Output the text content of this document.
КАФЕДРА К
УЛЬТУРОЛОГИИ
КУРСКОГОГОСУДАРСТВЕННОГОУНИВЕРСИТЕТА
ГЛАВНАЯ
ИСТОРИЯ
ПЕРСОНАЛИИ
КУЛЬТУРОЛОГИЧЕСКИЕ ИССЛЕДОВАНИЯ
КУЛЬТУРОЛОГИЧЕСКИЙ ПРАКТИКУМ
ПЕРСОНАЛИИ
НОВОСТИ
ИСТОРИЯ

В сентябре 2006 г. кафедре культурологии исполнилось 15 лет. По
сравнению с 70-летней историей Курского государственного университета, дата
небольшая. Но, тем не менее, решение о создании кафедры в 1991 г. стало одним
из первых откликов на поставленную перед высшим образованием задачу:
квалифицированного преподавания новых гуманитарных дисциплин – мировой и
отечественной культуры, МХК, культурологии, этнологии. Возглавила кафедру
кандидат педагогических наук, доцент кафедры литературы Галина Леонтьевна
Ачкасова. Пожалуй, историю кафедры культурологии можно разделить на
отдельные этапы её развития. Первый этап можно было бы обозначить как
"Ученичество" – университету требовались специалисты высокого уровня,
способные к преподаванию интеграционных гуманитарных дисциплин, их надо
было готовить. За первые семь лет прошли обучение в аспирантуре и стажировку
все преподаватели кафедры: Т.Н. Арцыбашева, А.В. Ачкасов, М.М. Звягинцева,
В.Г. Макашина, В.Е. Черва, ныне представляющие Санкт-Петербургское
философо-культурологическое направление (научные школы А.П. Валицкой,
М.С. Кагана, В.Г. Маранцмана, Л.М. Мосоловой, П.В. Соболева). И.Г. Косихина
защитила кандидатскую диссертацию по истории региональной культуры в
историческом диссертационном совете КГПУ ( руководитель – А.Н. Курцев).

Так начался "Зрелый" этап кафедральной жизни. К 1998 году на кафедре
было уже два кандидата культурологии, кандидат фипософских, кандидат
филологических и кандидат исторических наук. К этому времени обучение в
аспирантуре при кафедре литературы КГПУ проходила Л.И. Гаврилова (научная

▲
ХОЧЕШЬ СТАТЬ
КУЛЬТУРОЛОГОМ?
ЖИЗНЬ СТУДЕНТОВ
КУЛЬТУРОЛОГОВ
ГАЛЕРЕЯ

◆ Challenge: Within the material above, find the lines that contain the word "гуманитарных"; copy them.

◆ Response:
квалифицированного преподавания новых гуманитарных дисциплин – мировой и
способные к преподаванию интеграционных гуманитарных дисциплин, их надо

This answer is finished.